• _Provided records_
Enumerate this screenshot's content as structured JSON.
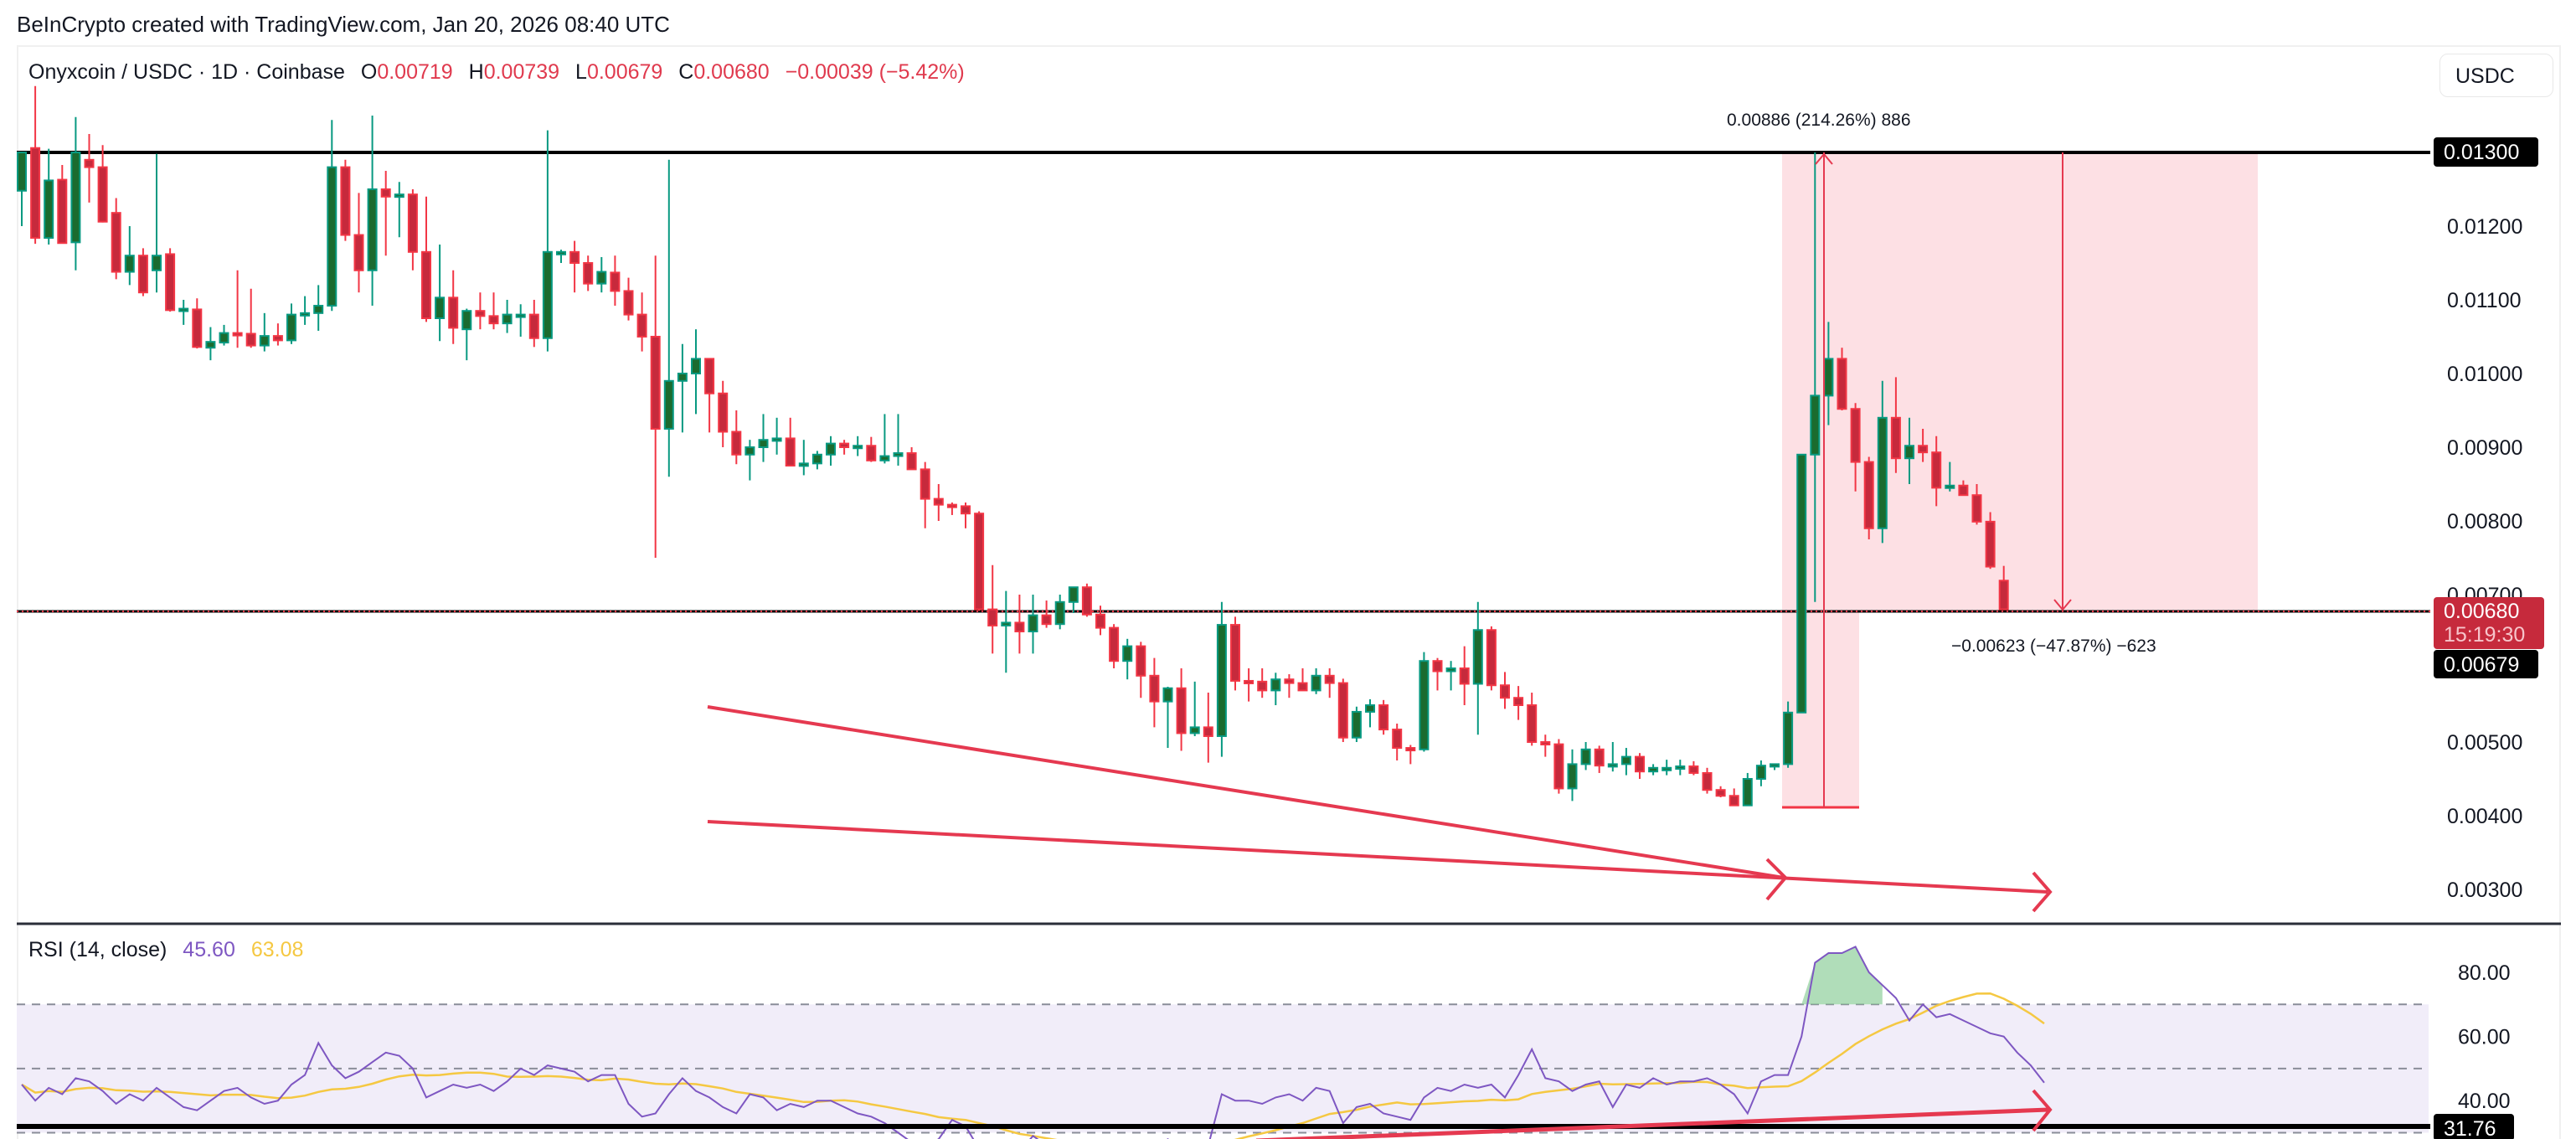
{
  "credit": "BeInCrypto created with TradingView.com, Jan 20, 2026 08:40 UTC",
  "symbol": {
    "title": "Onyxcoin / USDC · 1D · Coinbase",
    "open_label": "O",
    "open": "0.00719",
    "high_label": "H",
    "high": "0.00739",
    "low_label": "L",
    "low": "0.00679",
    "close_label": "C",
    "close": "0.00680",
    "change": "−0.00039 (−5.42%)"
  },
  "currency_button": "USDC",
  "colors": {
    "up": "#1b6b2f",
    "up_border": "#089981",
    "down": "#c62a3c",
    "down_border": "#f23645",
    "annotation": "#e53950",
    "range_fill": "#fde0e4",
    "rsi_line": "#7e57c2",
    "rsi_ma": "#f5c842",
    "rsi_band": "#f1edf9"
  },
  "price_axis": {
    "ticks": [
      "0.01200",
      "0.01100",
      "0.01000",
      "0.00900",
      "0.00800",
      "0.00700",
      "0.00500",
      "0.00400",
      "0.00300"
    ],
    "tick_values": [
      0.012,
      0.011,
      0.01,
      0.009,
      0.008,
      0.007,
      0.005,
      0.004,
      0.003
    ],
    "resistance_label": "0.01300",
    "last_price_label": "0.00680",
    "countdown": "15:19:30",
    "low_label": "0.00679"
  },
  "annotations": {
    "measure_up": "0.00886 (214.26%) 886",
    "measure_down": "−0.00623 (−47.87%) −623"
  },
  "rsi": {
    "label": "RSI (14, close)",
    "value": "45.60",
    "ma_value": "63.08",
    "ticks": [
      "80.00",
      "60.00",
      "40.00"
    ],
    "support_label": "31.76"
  },
  "chart_data": [
    {
      "type": "candlestick",
      "title": "Onyxcoin / USDC · 1D · Coinbase",
      "ylabel": "USDC",
      "ylim": [
        0.0025,
        0.014
      ],
      "horizontal_lines": [
        0.013,
        0.0068
      ],
      "price_range_tool": {
        "from": 0.00414,
        "to": 0.013,
        "change": "0.00886 (214.26%)"
      },
      "price_range_tool_2": {
        "from": 0.013,
        "to": 0.00677,
        "change": "−0.00623 (−47.87%)"
      },
      "trendlines": "two converging downward red lines with arrows (bullish divergence / falling wedge)",
      "candles_ohlc": [
        [
          0.01248,
          0.013,
          0.012,
          0.013
        ],
        [
          0.01306,
          0.0139,
          0.01176,
          0.01184
        ],
        [
          0.01184,
          0.01305,
          0.01175,
          0.01262
        ],
        [
          0.01263,
          0.01283,
          0.01177,
          0.01177
        ],
        [
          0.01178,
          0.01348,
          0.0114,
          0.013
        ],
        [
          0.0129,
          0.01325,
          0.01232,
          0.0128
        ],
        [
          0.0128,
          0.0131,
          0.01205,
          0.01206
        ],
        [
          0.01218,
          0.01238,
          0.01128,
          0.01138
        ],
        [
          0.01138,
          0.012,
          0.0112,
          0.0116
        ],
        [
          0.0116,
          0.0117,
          0.01105,
          0.0111
        ],
        [
          0.0114,
          0.01298,
          0.0111,
          0.0116
        ],
        [
          0.01162,
          0.0117,
          0.01084,
          0.01086
        ],
        [
          0.01086,
          0.011,
          0.01066,
          0.01088
        ],
        [
          0.01087,
          0.01102,
          0.01034,
          0.01036
        ],
        [
          0.01035,
          0.01063,
          0.01018,
          0.01043
        ],
        [
          0.01042,
          0.01066,
          0.01038,
          0.01055
        ],
        [
          0.01055,
          0.0114,
          0.01035,
          0.01054
        ],
        [
          0.01054,
          0.01115,
          0.01035,
          0.01038
        ],
        [
          0.01038,
          0.01082,
          0.0103,
          0.01051
        ],
        [
          0.01051,
          0.01068,
          0.01038,
          0.01045
        ],
        [
          0.01045,
          0.01095,
          0.0104,
          0.0108
        ],
        [
          0.0108,
          0.01105,
          0.01066,
          0.01082
        ],
        [
          0.01082,
          0.0112,
          0.01058,
          0.01092
        ],
        [
          0.01092,
          0.01344,
          0.01085,
          0.0128
        ],
        [
          0.0128,
          0.0129,
          0.0118,
          0.01188
        ],
        [
          0.01188,
          0.01245,
          0.0111,
          0.0114
        ],
        [
          0.0114,
          0.0135,
          0.01092,
          0.0125
        ],
        [
          0.0125,
          0.01275,
          0.0116,
          0.0124
        ],
        [
          0.01242,
          0.0126,
          0.01185,
          0.01243
        ],
        [
          0.01243,
          0.0125,
          0.0114,
          0.01165
        ],
        [
          0.01165,
          0.0124,
          0.0107,
          0.01075
        ],
        [
          0.01075,
          0.01175,
          0.01044,
          0.01103
        ],
        [
          0.01103,
          0.0114,
          0.0104,
          0.01062
        ],
        [
          0.0106,
          0.01088,
          0.01018,
          0.01085
        ],
        [
          0.01085,
          0.0111,
          0.0106,
          0.01078
        ],
        [
          0.01078,
          0.0111,
          0.0106,
          0.01068
        ],
        [
          0.01068,
          0.011,
          0.01055,
          0.0108
        ],
        [
          0.0108,
          0.01094,
          0.0105,
          0.0108
        ],
        [
          0.0108,
          0.011,
          0.01036,
          0.01048
        ],
        [
          0.01048,
          0.0133,
          0.0103,
          0.01165
        ],
        [
          0.01165,
          0.01168,
          0.0115,
          0.01165
        ],
        [
          0.01165,
          0.0118,
          0.0111,
          0.0115
        ],
        [
          0.0115,
          0.0116,
          0.01112,
          0.01122
        ],
        [
          0.01122,
          0.01158,
          0.0111,
          0.01138
        ],
        [
          0.01137,
          0.0116,
          0.01092,
          0.01112
        ],
        [
          0.01112,
          0.0113,
          0.01072,
          0.0108
        ],
        [
          0.0108,
          0.0111,
          0.0103,
          0.0105
        ],
        [
          0.0105,
          0.0116,
          0.0075,
          0.00925
        ],
        [
          0.00925,
          0.0129,
          0.0086,
          0.0099
        ],
        [
          0.0099,
          0.0104,
          0.0092,
          0.01
        ],
        [
          0.01,
          0.0106,
          0.00945,
          0.0102
        ],
        [
          0.0102,
          0.0102,
          0.0092,
          0.00973
        ],
        [
          0.00973,
          0.0099,
          0.009,
          0.00921
        ],
        [
          0.00921,
          0.0095,
          0.00877,
          0.0089
        ],
        [
          0.0089,
          0.0091,
          0.00855,
          0.009
        ],
        [
          0.009,
          0.00945,
          0.0088,
          0.0091
        ],
        [
          0.0091,
          0.0094,
          0.0089,
          0.00912
        ],
        [
          0.00912,
          0.0094,
          0.00874,
          0.00875
        ],
        [
          0.00875,
          0.0091,
          0.00862,
          0.00878
        ],
        [
          0.00878,
          0.00895,
          0.0087,
          0.0089
        ],
        [
          0.0089,
          0.00915,
          0.00875,
          0.00905
        ],
        [
          0.00905,
          0.0091,
          0.0089,
          0.009
        ],
        [
          0.009,
          0.00915,
          0.00888,
          0.00902
        ],
        [
          0.00902,
          0.00914,
          0.0088,
          0.00882
        ],
        [
          0.00882,
          0.00945,
          0.00878,
          0.00888
        ],
        [
          0.00888,
          0.00945,
          0.00875,
          0.00892
        ],
        [
          0.00892,
          0.009,
          0.0087,
          0.0087
        ],
        [
          0.0087,
          0.0088,
          0.0079,
          0.0083
        ],
        [
          0.0083,
          0.0085,
          0.008,
          0.00822
        ],
        [
          0.00822,
          0.00825,
          0.00808,
          0.0082
        ],
        [
          0.0082,
          0.00825,
          0.0079,
          0.0081
        ],
        [
          0.0081,
          0.00813,
          0.00678,
          0.0068
        ],
        [
          0.0068,
          0.0074,
          0.0062,
          0.00658
        ],
        [
          0.00658,
          0.00705,
          0.00594,
          0.00662
        ],
        [
          0.00662,
          0.007,
          0.0062,
          0.0065
        ],
        [
          0.0065,
          0.007,
          0.0062,
          0.00672
        ],
        [
          0.00672,
          0.00692,
          0.00655,
          0.0066
        ],
        [
          0.0066,
          0.007,
          0.00653,
          0.0069
        ],
        [
          0.0069,
          0.0071,
          0.00675,
          0.0071
        ],
        [
          0.0071,
          0.00715,
          0.0067,
          0.00673
        ],
        [
          0.00673,
          0.00685,
          0.00645,
          0.00655
        ],
        [
          0.00655,
          0.0066,
          0.006,
          0.0061
        ],
        [
          0.0061,
          0.0064,
          0.00585,
          0.0063
        ],
        [
          0.0063,
          0.00636,
          0.0056,
          0.0059
        ],
        [
          0.0059,
          0.00614,
          0.0052,
          0.00555
        ],
        [
          0.00555,
          0.00575,
          0.00492,
          0.00573
        ],
        [
          0.00573,
          0.006,
          0.00488,
          0.00512
        ],
        [
          0.00512,
          0.00582,
          0.00508,
          0.0052
        ],
        [
          0.0052,
          0.00567,
          0.00472,
          0.00508
        ],
        [
          0.00508,
          0.0069,
          0.0048,
          0.00659
        ],
        [
          0.00659,
          0.0067,
          0.0057,
          0.00583
        ],
        [
          0.00583,
          0.006,
          0.00555,
          0.00582
        ],
        [
          0.00582,
          0.006,
          0.0056,
          0.0057
        ],
        [
          0.0057,
          0.00594,
          0.0055,
          0.00585
        ],
        [
          0.00585,
          0.00592,
          0.0056,
          0.0058
        ],
        [
          0.0058,
          0.006,
          0.0057,
          0.0057
        ],
        [
          0.0057,
          0.006,
          0.00565,
          0.0059
        ],
        [
          0.0059,
          0.006,
          0.0056,
          0.0058
        ],
        [
          0.0058,
          0.00586,
          0.005,
          0.00506
        ],
        [
          0.00506,
          0.00548,
          0.005,
          0.00541
        ],
        [
          0.00541,
          0.00558,
          0.0052,
          0.0055
        ],
        [
          0.0055,
          0.00557,
          0.0051,
          0.00517
        ],
        [
          0.00517,
          0.00525,
          0.00475,
          0.00492
        ],
        [
          0.00492,
          0.00496,
          0.0047,
          0.0049
        ],
        [
          0.0049,
          0.00622,
          0.00487,
          0.0061
        ],
        [
          0.0061,
          0.00614,
          0.0057,
          0.00596
        ],
        [
          0.00596,
          0.0061,
          0.0057,
          0.006
        ],
        [
          0.006,
          0.0063,
          0.0055,
          0.00579
        ],
        [
          0.00579,
          0.0069,
          0.0051,
          0.00652
        ],
        [
          0.00652,
          0.00657,
          0.0057,
          0.00577
        ],
        [
          0.00577,
          0.00595,
          0.00545,
          0.0056
        ],
        [
          0.0056,
          0.00576,
          0.0053,
          0.0055
        ],
        [
          0.0055,
          0.00567,
          0.00495,
          0.005
        ],
        [
          0.005,
          0.0051,
          0.0048,
          0.00497
        ],
        [
          0.00497,
          0.00504,
          0.0043,
          0.00437
        ],
        [
          0.00437,
          0.0049,
          0.0042,
          0.0047
        ],
        [
          0.0047,
          0.005,
          0.00462,
          0.0049
        ],
        [
          0.0049,
          0.00495,
          0.00458,
          0.00468
        ],
        [
          0.00468,
          0.005,
          0.0046,
          0.0047
        ],
        [
          0.0047,
          0.00492,
          0.00455,
          0.0048
        ],
        [
          0.0048,
          0.00485,
          0.0045,
          0.0046
        ],
        [
          0.0046,
          0.0047,
          0.00455,
          0.00465
        ],
        [
          0.00465,
          0.00476,
          0.00455,
          0.00465
        ],
        [
          0.00465,
          0.00476,
          0.00455,
          0.00467
        ],
        [
          0.00467,
          0.00474,
          0.00455,
          0.00458
        ],
        [
          0.00458,
          0.00465,
          0.0043,
          0.00435
        ],
        [
          0.00435,
          0.0044,
          0.00425,
          0.00427
        ],
        [
          0.00427,
          0.00437,
          0.00414,
          0.00414
        ],
        [
          0.00414,
          0.00458,
          0.00414,
          0.0045
        ],
        [
          0.0045,
          0.00475,
          0.0044,
          0.00468
        ],
        [
          0.00468,
          0.0047,
          0.00462,
          0.0047
        ],
        [
          0.0047,
          0.00555,
          0.00465,
          0.0054
        ],
        [
          0.0054,
          0.0066,
          0.0054,
          0.0089
        ],
        [
          0.0089,
          0.013,
          0.0069,
          0.0097
        ],
        [
          0.0097,
          0.0107,
          0.0093,
          0.0102
        ],
        [
          0.0102,
          0.01035,
          0.0095,
          0.00952
        ],
        [
          0.00952,
          0.0096,
          0.0084,
          0.0088
        ],
        [
          0.0088,
          0.00887,
          0.00775,
          0.0079
        ],
        [
          0.0079,
          0.0099,
          0.0077,
          0.0094
        ],
        [
          0.0094,
          0.00995,
          0.00865,
          0.00885
        ],
        [
          0.00885,
          0.0094,
          0.0085,
          0.00902
        ],
        [
          0.00902,
          0.00925,
          0.0088,
          0.00893
        ],
        [
          0.00893,
          0.00915,
          0.0082,
          0.00845
        ],
        [
          0.00845,
          0.0088,
          0.0084,
          0.00848
        ],
        [
          0.00848,
          0.00855,
          0.00835,
          0.00835
        ],
        [
          0.00835,
          0.0085,
          0.00795,
          0.00799
        ],
        [
          0.00799,
          0.00812,
          0.00735,
          0.00738
        ],
        [
          0.00719,
          0.00739,
          0.00679,
          0.0068
        ]
      ]
    },
    {
      "type": "line",
      "title": "RSI (14, close)",
      "ylim": [
        25,
        90
      ],
      "bands": {
        "upper": 70,
        "middle": 50,
        "lower": 30
      },
      "support_line": 31.76,
      "series": [
        {
          "name": "RSI",
          "last": 45.6
        },
        {
          "name": "RSI-based MA",
          "last": 63.08
        }
      ]
    }
  ]
}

• _Directions for this task_
Copy each line of the entries that includes the word "USDC".

• _Result of this exercise_
    "title": "Onyxcoin / USDC · 1D · Coinbase",
  "currency_button": "USDC",
      "title": "Onyxcoin / USDC · 1D · Coinbase",
      "ylabel": "USDC",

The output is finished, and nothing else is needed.